◆ Exercise brief ◆
In your copy, reproduce the entries exactly as they are, minus the images.

[start Task input]

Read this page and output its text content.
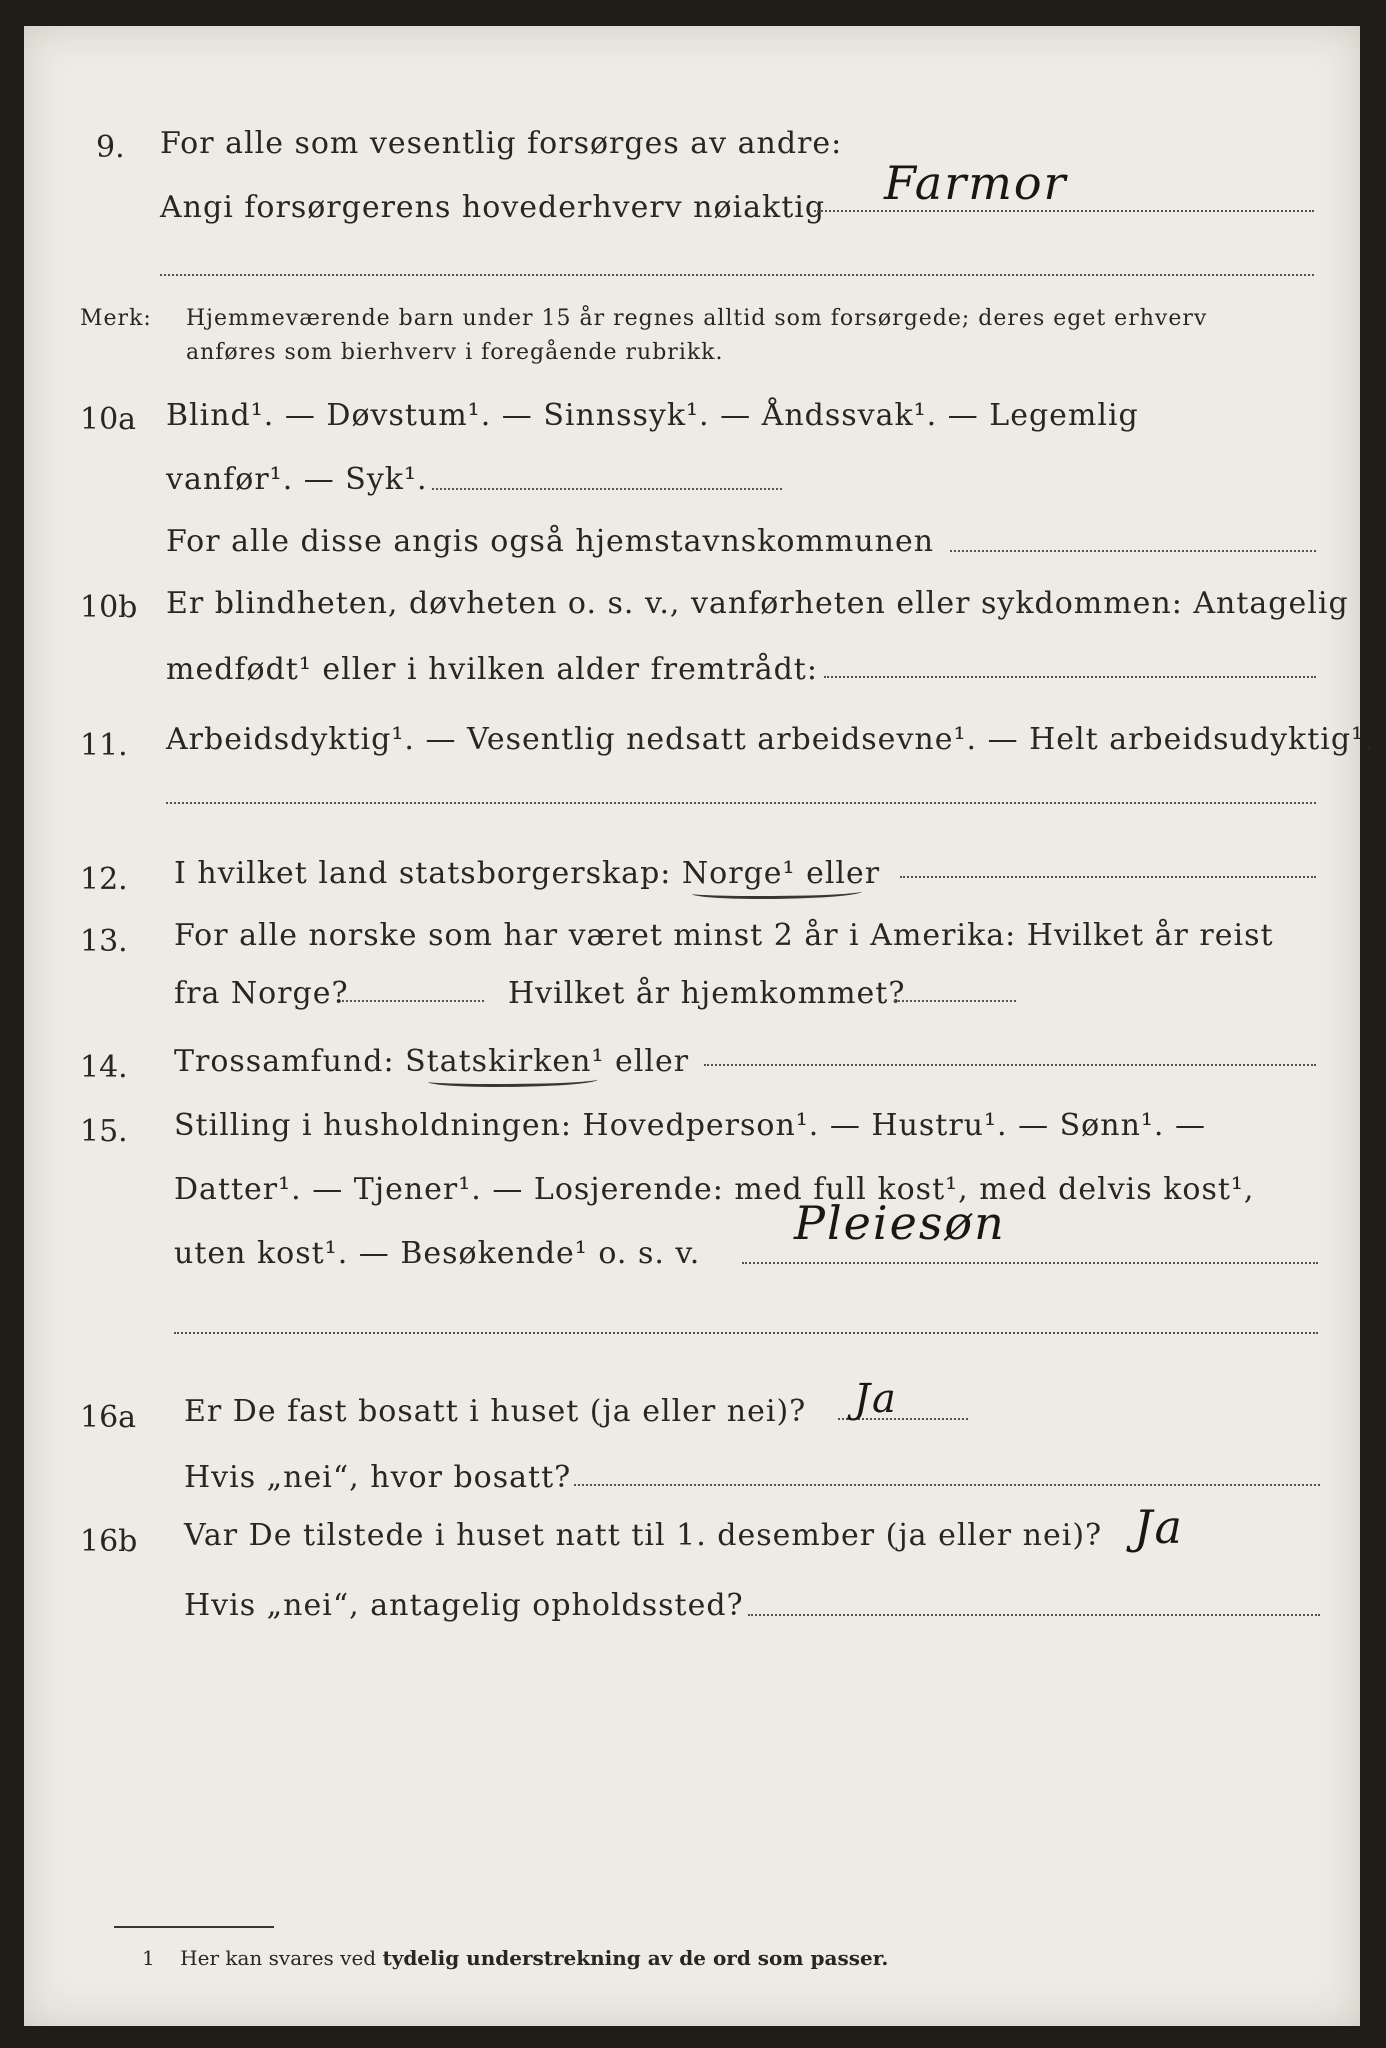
9. For alle som vesentlig forsørges av andre:
Angi forsørgerens hovederhverv nøiaktig Farmor
Merk: Hjemmeværende barn under 15 år regnes alltid som forsørgede; deres eget erhverv
anføres som bierhverv i foregående rubrikk.
10a Blind¹. — Døvstum¹. — Sinnssyk¹. — Åndssvak¹. — Legemlig
vanfør¹. — Syk¹.
For alle disse angis også hjemstavnskommunen
10b Er blindheten, døvheten o. s. v., vanførheten eller sykdommen: Antagelig
medfødt¹ eller i hvilken alder fremtrådt:
11. Arbeidsdyktig¹. — Vesentlig nedsatt arbeidsevne¹. — Helt arbeidsudyktig¹.
12. I hvilket land statsborgerskap: Norge¹ eller
13. For alle norske som har været minst 2 år i Amerika: Hvilket år reist
fra Norge?	Hvilket år hjemkommet?
14. Trossamfund: Statskirken¹ eller
15. Stilling i husholdningen: Hovedperson¹. — Hustru¹. — Sønn¹. —
Datter¹. — Tjener¹. — Losjerende: med full kost¹, med delvis kost¹,
uten kost¹. — Besøkende¹ o. s. v.
Pleiesøn
16a Er De fast bosatt i huset (ja eller nei)? Ja
Hvis „nei“, hvor bosatt?
16b Var De tilstede i huset natt til 1. desember (ja eller nei)? Ja
Hvis „nei“, antagelig opholdssted?
1 Her kan svares ved tydelig understrekning av de ord som passer.
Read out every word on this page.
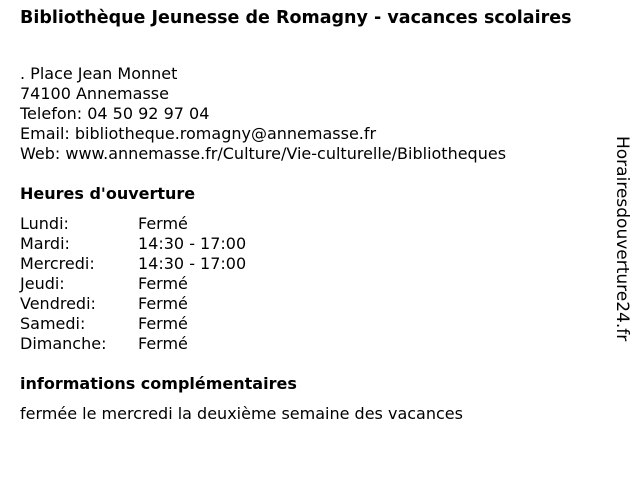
Bibliothèque Jeunesse de Romagny - vacances scolaires
. Place Jean Monnet
74100 Annemasse
Telefon: 04 50 92 97 04
Email: bibliotheque.romagny@annemasse.fr
Web: www.annemasse.fr/Culture/Vie-culturelle/Bibliotheques
Heures d'ouverture
Lundi:	Fermé
Mardi:	14:30 - 17:00
Mercredi:	14:30 - 17:00
Jeudi:	Fermé
Vendredi:	Fermé
Samedi:	Fermé
Dimanche: Fermé
informations complémentaires
fermée le mercredi la deuxième semaine des vacances
Horairesdouverture24.fr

[end Task input]

◆ Solution ◆
Read this page and output its text content.
9. For alle som vesentlig forsørges av andre:
Angi forsørgerens hovederhverv nøiaktig Farmor
Merk: Hjemmeværende barn under 15 år regnes alltid som forsørgede; deres eget erhverv
anføres som bierhverv i foregående rubrikk.
10a Blind¹. — Døvstum¹. — Sinnssyk¹. — Åndssvak¹. — Legemlig
vanfør¹. — Syk¹.
For alle disse angis også hjemstavnskommunen
10b Er blindheten, døvheten o. s. v., vanførheten eller sykdommen: Antagelig
medfødt¹ eller i hvilken alder fremtrådt:
11. Arbeidsdyktig¹. — Vesentlig nedsatt arbeidsevne¹. — Helt arbeidsudyktig¹.
12. I hvilket land statsborgerskap: Norge¹ eller
13. For alle norske som har været minst 2 år i Amerika: Hvilket år reist
fra Norge?	Hvilket år hjemkommet?
14. Trossamfund: Statskirken¹ eller
15. Stilling i husholdningen: Hovedperson¹. — Hustru¹. — Sønn¹. —
Datter¹. — Tjener¹. — Losjerende: med full kost¹, med delvis kost¹,
uten kost¹. — Besøkende¹ o. s. v.
Pleiesøn
16a Er De fast bosatt i huset (ja eller nei)? Ja
Hvis „nei“, hvor bosatt?
16b Var De tilstede i huset natt til 1. desember (ja eller nei)? Ja
Hvis „nei“, antagelig opholdssted?
1 Her kan svares ved tydelig understrekning av de ord som passer.
Read out every word on this page.
Bibliothèque Jeunesse de Romagny - vacances scolaires
. Place Jean Monnet
74100 Annemasse
Telefon: 04 50 92 97 04
Email: bibliotheque.romagny@annemasse.fr
Web: www.annemasse.fr/Culture/Vie-culturelle/Bibliotheques
Heures d'ouverture
Lundi:	Fermé
Mardi:	14:30 - 17:00
Mercredi:	14:30 - 17:00
Jeudi:	Fermé
Vendredi:	Fermé
Samedi:	Fermé
Dimanche: Fermé
informations complémentaires
fermée le mercredi la deuxième semaine des vacances
Horairesdouverture24.fr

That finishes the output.